===== SELECTION =====

Figure 2. Locations of Work Ranch extensometers relative to 5 mm to 2 cm wide cracks mapped 21 Oct 2004.  The cracks were not evident on 2 October.  The 2.5 m west extension was constructed 10 October and recorded by an independent data logger, after the fault announced its location. On 28 October it was increased to 10 m bringing the total length to 24 m. 

 

No cracks were evident in the ground when the Work Ranch creep-meters were visited 5 hours after the earthquake and again 4 days later, but irregular cracks at 3-5 m intervals developed subsequently within a 40-m-long, 3-m-wide, swath near the creep-meters (Figure 3).  The N58°W mean strike of the fault followed by these en-echelon cracks revealed that the coWR extensometer embraced (embarrassingly) only half the fault zone. A clear fault zone at this location is not apparent because it is obscured by what is interpreted to be a small scale historic mudflow. By 10 Oct an 18-mm-wide, 3-m-long N5W-trending irregular crack had developed parallel to the western edge of the fiber-glass vault marking the western extremity of the 14-m-long instrument.  This crack tapered to a hairline 50 cm to the south of the vault, and 1.5 m to its north  (Figure 2).  Fault zone fissures were clear in the 40 m zone mapped in Figure 2, but fissures in the contiguous 100 m to the SE and NW were sparse, an observation supported by geological mapping of the region reported by Langbein et al. (2004).  The maximum width of opening of the en-echelon fissures was noted to be approximately proportional their separation and to their length.  The easternmost and longest fissure had the widest opening and the furthest distance from the next fissure.

===== GIVEN DATA =====

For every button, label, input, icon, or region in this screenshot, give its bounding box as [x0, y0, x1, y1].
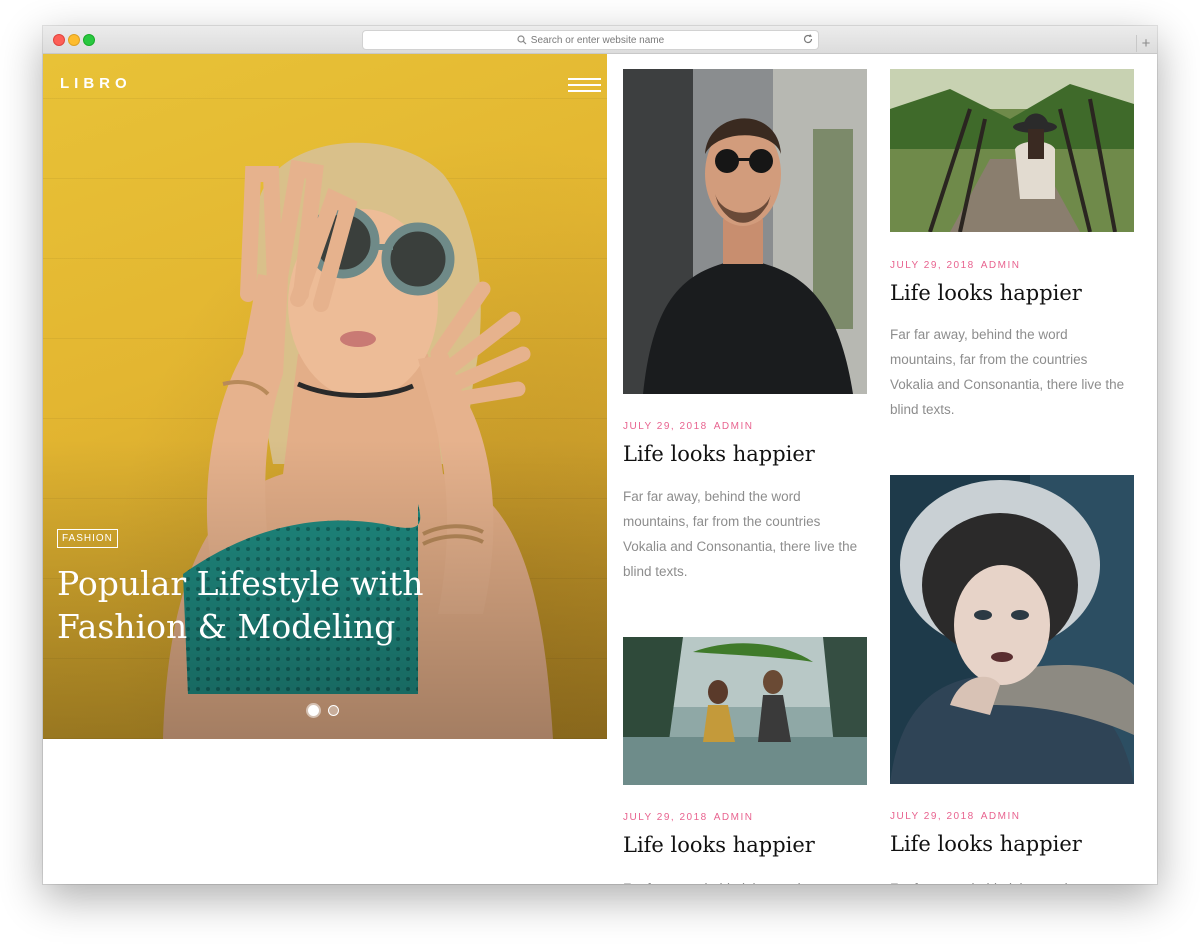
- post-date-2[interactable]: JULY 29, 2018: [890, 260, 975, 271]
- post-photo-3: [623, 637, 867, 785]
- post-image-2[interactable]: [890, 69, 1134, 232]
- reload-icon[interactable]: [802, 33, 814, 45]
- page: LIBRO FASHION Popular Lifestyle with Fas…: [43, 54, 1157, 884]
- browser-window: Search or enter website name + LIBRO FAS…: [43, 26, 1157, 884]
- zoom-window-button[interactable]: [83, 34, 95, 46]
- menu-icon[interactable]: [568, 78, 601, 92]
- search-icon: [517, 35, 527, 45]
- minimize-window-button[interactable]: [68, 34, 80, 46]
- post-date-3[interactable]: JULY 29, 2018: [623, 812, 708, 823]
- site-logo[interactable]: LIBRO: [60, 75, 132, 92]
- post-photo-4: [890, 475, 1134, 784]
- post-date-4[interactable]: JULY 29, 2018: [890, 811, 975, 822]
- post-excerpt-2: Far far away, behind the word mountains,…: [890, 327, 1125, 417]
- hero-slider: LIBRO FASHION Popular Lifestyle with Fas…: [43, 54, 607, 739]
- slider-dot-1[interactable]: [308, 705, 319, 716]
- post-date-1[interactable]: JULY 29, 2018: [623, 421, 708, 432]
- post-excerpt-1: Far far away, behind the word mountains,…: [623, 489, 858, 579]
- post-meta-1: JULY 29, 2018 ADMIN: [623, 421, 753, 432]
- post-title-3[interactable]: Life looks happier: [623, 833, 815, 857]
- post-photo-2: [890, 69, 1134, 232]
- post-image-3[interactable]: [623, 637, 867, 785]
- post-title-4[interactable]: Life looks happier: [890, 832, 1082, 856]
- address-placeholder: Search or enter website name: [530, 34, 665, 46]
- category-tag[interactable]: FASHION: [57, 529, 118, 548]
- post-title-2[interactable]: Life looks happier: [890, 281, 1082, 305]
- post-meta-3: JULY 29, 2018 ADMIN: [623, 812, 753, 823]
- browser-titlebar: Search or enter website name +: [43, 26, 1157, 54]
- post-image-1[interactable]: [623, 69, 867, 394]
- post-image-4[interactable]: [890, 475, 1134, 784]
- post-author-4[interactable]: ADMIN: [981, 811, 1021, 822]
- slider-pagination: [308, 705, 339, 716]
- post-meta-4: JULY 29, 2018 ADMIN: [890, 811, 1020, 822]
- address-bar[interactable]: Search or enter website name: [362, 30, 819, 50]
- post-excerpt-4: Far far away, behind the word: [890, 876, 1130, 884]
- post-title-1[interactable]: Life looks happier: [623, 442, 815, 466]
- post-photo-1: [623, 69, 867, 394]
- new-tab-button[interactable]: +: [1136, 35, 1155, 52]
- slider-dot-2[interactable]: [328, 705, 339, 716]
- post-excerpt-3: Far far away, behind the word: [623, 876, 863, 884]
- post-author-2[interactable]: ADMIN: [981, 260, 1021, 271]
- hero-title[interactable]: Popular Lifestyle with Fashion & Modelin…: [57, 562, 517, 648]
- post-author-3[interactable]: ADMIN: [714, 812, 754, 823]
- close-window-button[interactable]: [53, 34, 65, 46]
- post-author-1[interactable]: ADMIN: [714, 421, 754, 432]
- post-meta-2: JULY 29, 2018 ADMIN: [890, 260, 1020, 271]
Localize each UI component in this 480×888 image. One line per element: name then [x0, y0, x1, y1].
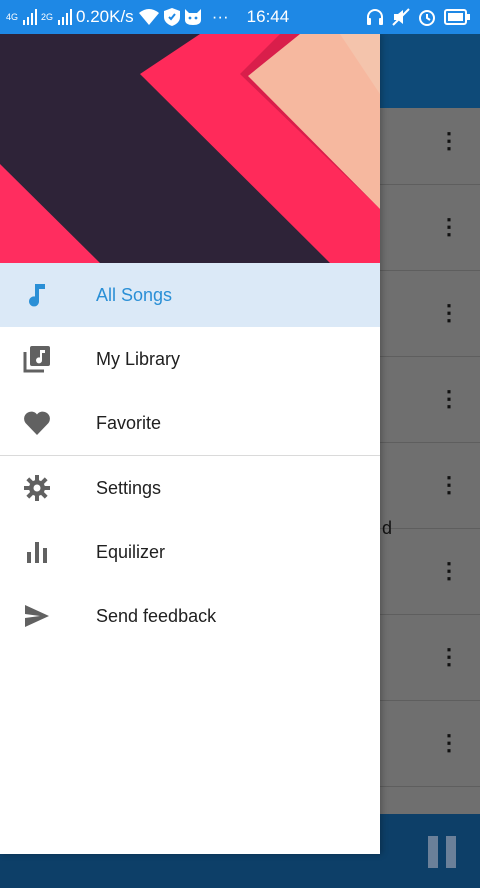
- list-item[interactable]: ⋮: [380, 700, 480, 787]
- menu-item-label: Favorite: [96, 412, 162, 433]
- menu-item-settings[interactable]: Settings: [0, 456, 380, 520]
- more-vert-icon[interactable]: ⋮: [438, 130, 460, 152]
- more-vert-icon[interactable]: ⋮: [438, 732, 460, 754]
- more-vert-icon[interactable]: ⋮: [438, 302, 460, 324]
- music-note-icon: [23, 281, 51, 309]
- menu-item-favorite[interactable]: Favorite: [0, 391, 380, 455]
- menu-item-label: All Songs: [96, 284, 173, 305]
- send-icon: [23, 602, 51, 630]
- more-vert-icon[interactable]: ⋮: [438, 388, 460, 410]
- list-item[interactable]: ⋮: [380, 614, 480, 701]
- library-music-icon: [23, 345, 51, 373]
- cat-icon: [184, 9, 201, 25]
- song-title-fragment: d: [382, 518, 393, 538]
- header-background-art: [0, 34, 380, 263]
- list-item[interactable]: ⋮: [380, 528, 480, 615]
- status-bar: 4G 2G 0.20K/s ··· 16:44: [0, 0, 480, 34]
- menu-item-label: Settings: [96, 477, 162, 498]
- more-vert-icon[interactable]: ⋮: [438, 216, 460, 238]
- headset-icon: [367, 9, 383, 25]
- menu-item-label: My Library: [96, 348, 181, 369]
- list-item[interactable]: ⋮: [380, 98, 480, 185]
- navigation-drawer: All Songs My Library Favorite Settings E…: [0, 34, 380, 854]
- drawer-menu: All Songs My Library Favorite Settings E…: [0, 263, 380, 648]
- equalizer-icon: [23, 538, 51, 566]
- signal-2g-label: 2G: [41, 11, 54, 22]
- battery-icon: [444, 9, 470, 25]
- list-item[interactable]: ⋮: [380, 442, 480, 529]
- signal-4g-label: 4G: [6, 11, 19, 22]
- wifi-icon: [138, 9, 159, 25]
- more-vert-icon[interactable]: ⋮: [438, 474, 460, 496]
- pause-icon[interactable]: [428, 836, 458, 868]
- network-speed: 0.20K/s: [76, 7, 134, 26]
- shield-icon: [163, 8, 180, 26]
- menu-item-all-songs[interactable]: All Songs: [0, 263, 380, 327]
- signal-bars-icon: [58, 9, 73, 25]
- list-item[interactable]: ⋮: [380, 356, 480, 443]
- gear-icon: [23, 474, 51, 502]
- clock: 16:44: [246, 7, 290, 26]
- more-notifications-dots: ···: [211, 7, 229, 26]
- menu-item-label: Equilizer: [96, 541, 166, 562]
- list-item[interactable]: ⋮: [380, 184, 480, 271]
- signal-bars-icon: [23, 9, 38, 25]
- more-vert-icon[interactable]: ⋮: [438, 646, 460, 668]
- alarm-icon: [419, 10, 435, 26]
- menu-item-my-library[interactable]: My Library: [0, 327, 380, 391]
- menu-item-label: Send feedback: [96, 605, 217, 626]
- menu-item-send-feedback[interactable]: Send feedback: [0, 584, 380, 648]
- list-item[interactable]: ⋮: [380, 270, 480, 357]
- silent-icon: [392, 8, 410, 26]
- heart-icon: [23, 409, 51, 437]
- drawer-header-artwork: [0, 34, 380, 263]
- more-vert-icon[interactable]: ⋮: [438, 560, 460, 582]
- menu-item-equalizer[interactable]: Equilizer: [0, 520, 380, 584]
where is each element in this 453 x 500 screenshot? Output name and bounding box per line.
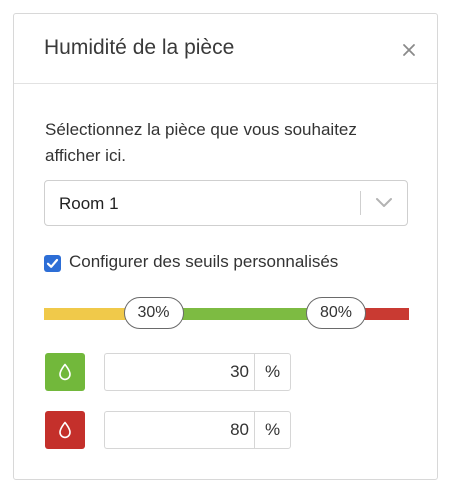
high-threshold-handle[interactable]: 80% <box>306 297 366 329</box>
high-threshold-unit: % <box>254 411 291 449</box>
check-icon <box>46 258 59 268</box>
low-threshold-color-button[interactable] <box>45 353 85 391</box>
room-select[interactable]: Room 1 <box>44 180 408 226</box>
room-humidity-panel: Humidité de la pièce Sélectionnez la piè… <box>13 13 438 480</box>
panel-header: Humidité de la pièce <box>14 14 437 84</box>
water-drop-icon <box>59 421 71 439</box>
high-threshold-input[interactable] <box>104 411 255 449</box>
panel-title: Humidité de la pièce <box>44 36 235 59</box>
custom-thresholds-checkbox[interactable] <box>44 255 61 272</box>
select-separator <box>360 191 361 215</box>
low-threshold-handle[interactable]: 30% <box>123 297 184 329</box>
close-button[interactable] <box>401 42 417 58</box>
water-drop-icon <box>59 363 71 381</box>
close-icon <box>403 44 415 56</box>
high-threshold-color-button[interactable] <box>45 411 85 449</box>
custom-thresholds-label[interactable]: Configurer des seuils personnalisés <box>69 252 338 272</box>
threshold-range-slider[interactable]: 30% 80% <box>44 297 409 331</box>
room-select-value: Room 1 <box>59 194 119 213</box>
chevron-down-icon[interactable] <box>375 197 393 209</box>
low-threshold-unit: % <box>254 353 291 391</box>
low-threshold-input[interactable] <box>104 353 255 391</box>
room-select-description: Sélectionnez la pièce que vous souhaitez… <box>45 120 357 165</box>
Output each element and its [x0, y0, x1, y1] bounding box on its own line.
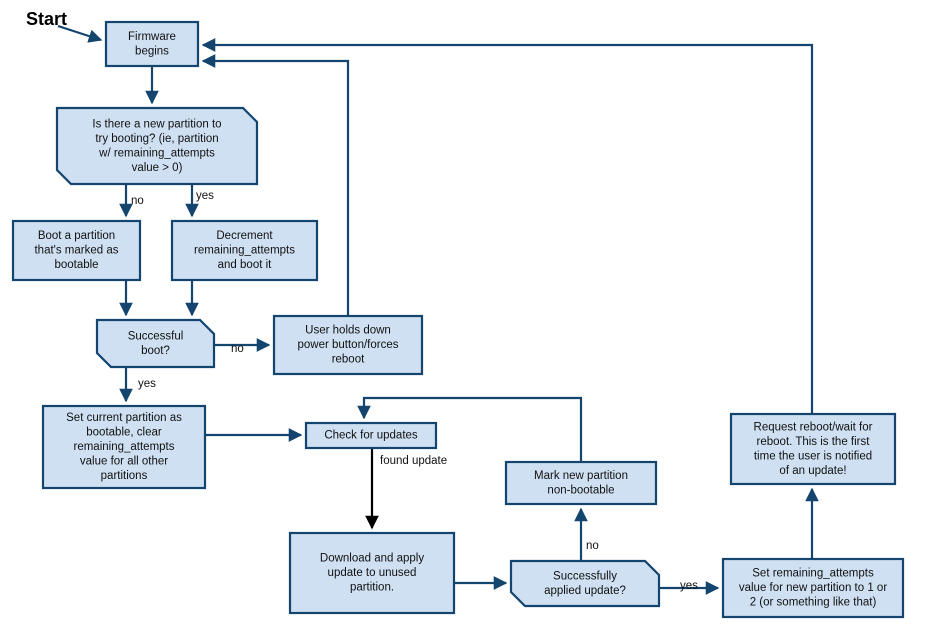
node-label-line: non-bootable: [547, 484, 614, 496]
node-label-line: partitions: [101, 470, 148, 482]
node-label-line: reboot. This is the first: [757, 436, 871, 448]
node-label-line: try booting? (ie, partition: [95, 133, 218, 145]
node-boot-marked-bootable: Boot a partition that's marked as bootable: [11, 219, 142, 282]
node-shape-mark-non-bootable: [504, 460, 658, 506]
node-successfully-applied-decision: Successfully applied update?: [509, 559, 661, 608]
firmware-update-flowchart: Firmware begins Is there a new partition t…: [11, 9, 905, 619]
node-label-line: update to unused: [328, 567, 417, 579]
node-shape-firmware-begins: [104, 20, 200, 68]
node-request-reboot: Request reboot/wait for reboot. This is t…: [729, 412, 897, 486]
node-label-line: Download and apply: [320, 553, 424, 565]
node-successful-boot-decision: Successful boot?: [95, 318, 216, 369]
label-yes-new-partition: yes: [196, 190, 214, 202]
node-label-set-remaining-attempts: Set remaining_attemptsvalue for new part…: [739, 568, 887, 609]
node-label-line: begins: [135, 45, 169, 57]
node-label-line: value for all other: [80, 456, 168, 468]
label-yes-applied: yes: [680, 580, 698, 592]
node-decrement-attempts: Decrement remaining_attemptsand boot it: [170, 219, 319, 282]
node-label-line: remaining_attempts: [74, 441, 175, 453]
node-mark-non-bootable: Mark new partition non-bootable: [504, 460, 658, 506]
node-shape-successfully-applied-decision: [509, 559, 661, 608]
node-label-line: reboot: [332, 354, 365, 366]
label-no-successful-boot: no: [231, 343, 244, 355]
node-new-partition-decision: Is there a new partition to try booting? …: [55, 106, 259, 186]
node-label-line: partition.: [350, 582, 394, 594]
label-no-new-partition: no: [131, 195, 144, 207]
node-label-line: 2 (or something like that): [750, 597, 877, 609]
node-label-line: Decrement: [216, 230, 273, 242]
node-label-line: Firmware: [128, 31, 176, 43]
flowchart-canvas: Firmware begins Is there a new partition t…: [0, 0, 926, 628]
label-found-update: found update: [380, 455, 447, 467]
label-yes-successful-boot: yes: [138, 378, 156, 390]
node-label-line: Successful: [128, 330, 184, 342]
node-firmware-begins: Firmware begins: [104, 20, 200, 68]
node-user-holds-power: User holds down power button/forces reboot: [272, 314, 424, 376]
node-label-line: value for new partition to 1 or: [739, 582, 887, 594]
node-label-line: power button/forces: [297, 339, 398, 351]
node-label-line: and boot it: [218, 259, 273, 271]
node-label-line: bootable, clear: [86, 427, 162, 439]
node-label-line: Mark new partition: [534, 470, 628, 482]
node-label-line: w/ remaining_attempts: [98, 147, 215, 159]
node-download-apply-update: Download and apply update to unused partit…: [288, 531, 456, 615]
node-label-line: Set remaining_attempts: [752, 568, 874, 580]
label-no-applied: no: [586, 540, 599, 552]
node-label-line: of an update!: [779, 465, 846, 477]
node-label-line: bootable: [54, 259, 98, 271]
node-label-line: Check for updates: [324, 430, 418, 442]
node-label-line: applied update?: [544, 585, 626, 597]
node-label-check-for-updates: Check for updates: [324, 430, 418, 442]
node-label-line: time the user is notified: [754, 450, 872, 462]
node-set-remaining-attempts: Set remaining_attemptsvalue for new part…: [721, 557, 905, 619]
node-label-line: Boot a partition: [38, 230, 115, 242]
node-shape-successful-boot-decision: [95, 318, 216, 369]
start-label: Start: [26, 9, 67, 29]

=====

## TASK INSTRUCTIONS
Continue the passage on the fault cracks near the Work Ranch creep-meters, starting after its final sentence.

## RESULT OF THE EXERCISE
On 10 October the coWR creep-meter was extended 2.5 m westwards using a 30-cm-deep  graphite rod, and an existing vertical steel pipe as an anchor.  On 28 October this temporary arrangement was replaced with a 10-m-long, 60-cm-deep graphite rod, attached to a 2-m-deep buried steel/concrete pier west of the inspection vault.  A 10-cm-range sensor  now records afterslip embraced by the combined 24-m-long graphite/invar rod system.

 

That the original UC extensometer incompletely crossed the fault was suspected before surface fractures were manifest.  By 2 October, 10.2 mm of afterslip had been recorded by coWR, compared to 23.6 mm on WKR1 (Langbein, personal communication, 2004). The initial efficiency of creep-meter coWR (43%) had reduced to 30% by 10 October (14.8 mm vs.  48.5 mm) with an average afterslip velocity half that of the USGS creep-meter.  Even with the addition of the westward extension, the measured dextral slip signal 10-21 October remained 40% smaller than the WKR1 creep-meter (Figure 3B), requiring the creep-meter to be extended to 10 m.

 

An attempt has been made to infer the relative slip recorded by the west and east-facing creep-meters (Figure 3B).  Three assumptions are required.  The first is that the WKR1 dextral displacement signal represents the cumulative dextral shear at this point, as inferred from post-seismic mechanical adjustments (by John Langbein) needed to bring the instrument on-line.  The second is that the shear strain above a subsurface dislocation is approximately linear on the surface.  This assumption is invalid as the subsurface dislocation approaches the surface and the strain-field narrows to dimensions comparable to the lengths of the extensometers. It is approximately correct for the early part of the record. An additional assumption is that creep-meter WKR1 remains straight and 45° to the fault, an assumption that may be incorrect if a sigmoidal kink in the fault zone (Bilham, 1989) has reduced the obliquity of the WKR1 where it passes through the shear zone. Twenty-two cm of creep has occurred at Work Ranch in the past 28 years. The manipulation of these data in this way (explained in the caption to Figure 3B) subject to these various assumptions yields an inexact measure of the missing slip.  However, the reduction in estimated partitioning, from 40% to less than 30%, is consistent with the absence of surface cracks in the early part of the record, and with the location of the measurement vault approximately two thirds of the way across the surface shear zone, after these cracks were manifest (Figure 2).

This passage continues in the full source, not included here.